#### TASK PROMPT:
Below are entries; write every one of them out again exactly.

#### ENTRIES SUPPLIED:

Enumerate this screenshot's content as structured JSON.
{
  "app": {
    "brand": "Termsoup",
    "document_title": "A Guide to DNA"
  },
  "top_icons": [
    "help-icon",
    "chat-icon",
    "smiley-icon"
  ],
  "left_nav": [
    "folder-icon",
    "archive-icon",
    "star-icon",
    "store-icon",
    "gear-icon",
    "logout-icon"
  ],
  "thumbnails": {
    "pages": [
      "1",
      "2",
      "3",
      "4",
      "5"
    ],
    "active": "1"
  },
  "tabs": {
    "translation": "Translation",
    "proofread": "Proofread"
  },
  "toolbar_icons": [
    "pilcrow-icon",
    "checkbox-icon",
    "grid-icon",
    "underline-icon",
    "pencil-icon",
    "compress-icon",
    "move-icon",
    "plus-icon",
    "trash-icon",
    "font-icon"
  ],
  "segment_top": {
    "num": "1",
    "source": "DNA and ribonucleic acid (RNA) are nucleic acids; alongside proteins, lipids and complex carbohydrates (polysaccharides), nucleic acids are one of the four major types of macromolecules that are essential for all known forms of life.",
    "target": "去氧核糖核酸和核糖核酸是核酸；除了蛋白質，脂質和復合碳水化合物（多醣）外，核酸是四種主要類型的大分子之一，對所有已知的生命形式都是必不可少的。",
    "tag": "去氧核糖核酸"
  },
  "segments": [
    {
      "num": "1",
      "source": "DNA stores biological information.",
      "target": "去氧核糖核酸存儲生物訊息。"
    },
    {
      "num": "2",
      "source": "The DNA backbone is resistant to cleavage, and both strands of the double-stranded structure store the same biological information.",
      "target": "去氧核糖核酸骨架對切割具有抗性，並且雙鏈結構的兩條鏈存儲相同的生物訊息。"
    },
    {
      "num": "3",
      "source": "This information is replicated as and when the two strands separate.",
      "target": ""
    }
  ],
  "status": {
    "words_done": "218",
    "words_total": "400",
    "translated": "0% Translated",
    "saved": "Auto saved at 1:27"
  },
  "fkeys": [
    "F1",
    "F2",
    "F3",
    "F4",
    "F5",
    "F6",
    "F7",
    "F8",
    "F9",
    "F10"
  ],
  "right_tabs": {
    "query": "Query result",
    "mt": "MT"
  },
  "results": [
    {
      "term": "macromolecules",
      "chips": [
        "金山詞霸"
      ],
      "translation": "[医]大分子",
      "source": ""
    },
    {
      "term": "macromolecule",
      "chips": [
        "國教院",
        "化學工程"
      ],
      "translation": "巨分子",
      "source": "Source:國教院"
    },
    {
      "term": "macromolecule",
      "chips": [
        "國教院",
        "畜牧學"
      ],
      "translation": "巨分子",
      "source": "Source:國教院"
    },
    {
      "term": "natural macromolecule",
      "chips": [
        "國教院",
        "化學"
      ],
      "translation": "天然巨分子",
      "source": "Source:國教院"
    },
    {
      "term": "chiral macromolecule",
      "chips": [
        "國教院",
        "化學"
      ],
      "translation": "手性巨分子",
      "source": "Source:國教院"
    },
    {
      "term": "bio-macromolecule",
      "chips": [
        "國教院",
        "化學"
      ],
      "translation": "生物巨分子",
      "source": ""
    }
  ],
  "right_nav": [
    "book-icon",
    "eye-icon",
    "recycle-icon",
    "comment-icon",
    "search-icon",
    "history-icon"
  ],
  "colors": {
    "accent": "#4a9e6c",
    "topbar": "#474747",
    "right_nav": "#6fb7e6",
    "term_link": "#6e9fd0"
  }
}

#### ANSWER BELOW:
Enumerate this screenshot's content as structured JSON.
{
  "app": {
    "brand": "Termsoup",
    "document_title": "A Guide to DNA"
  },
  "top_icons": [
    "help-icon",
    "chat-icon",
    "smiley-icon"
  ],
  "left_nav": [
    "folder-icon",
    "archive-icon",
    "star-icon",
    "store-icon",
    "gear-icon",
    "logout-icon"
  ],
  "thumbnails": {
    "pages": [
      "1",
      "2",
      "3",
      "4",
      "5"
    ],
    "active": "1"
  },
  "tabs": {
    "translation": "Translation",
    "proofread": "Proofread"
  },
  "toolbar_icons": [
    "pilcrow-icon",
    "checkbox-icon",
    "grid-icon",
    "underline-icon",
    "pencil-icon",
    "compress-icon",
    "move-icon",
    "plus-icon",
    "trash-icon",
    "font-icon"
  ],
  "segment_top": {
    "num": "1",
    "source": "DNA and ribonucleic acid (RNA) are nucleic acids; alongside proteins, lipids and complex carbohydrates (polysaccharides), nucleic acids are one of the four major types of macromolecules that are essential for all known forms of life.",
    "target": "去氧核糖核酸和核糖核酸是核酸；除了蛋白質，脂質和復合碳水化合物（多醣）外，核酸是四種主要類型的大分子之一，對所有已知的生命形式都是必不可少的。",
    "tag": "去氧核糖核酸"
  },
  "segments": [
    {
      "num": "1",
      "source": "DNA stores biological information.",
      "target": "去氧核糖核酸存儲生物訊息。"
    },
    {
      "num": "2",
      "source": "The DNA backbone is resistant to cleavage, and both strands of the double-stranded structure store the same biological information.",
      "target": "去氧核糖核酸骨架對切割具有抗性，並且雙鏈結構的兩條鏈存儲相同的生物訊息。"
    },
    {
      "num": "3",
      "source": "This information is replicated as and when the two strands separate.",
      "target": ""
    }
  ],
  "status": {
    "words_done": "218",
    "words_total": "400",
    "translated": "0% Translated",
    "saved": "Auto saved at 1:27"
  },
  "fkeys": [
    "F1",
    "F2",
    "F3",
    "F4",
    "F5",
    "F6",
    "F7",
    "F8",
    "F9",
    "F10"
  ],
  "right_tabs": {
    "query": "Query result",
    "mt": "MT"
  },
  "results": [
    {
      "term": "macromolecules",
      "chips": [
        "金山詞霸"
      ],
      "translation": "[医]大分子",
      "source": ""
    },
    {
      "term": "macromolecule",
      "chips": [
        "國教院",
        "化學工程"
      ],
      "translation": "巨分子",
      "source": "Source:國教院"
    },
    {
      "term": "macromolecule",
      "chips": [
        "國教院",
        "畜牧學"
      ],
      "translation": "巨分子",
      "source": "Source:國教院"
    },
    {
      "term": "natural macromolecule",
      "chips": [
        "國教院",
        "化學"
      ],
      "translation": "天然巨分子",
      "source": "Source:國教院"
    },
    {
      "term": "chiral macromolecule",
      "chips": [
        "國教院",
        "化學"
      ],
      "translation": "手性巨分子",
      "source": "Source:國教院"
    },
    {
      "term": "bio-macromolecule",
      "chips": [
        "國教院",
        "化學"
      ],
      "translation": "生物巨分子",
      "source": ""
    }
  ],
  "right_nav": [
    "book-icon",
    "eye-icon",
    "recycle-icon",
    "comment-icon",
    "search-icon",
    "history-icon"
  ],
  "colors": {
    "accent": "#4a9e6c",
    "topbar": "#474747",
    "right_nav": "#6fb7e6",
    "term_link": "#6e9fd0"
  }
}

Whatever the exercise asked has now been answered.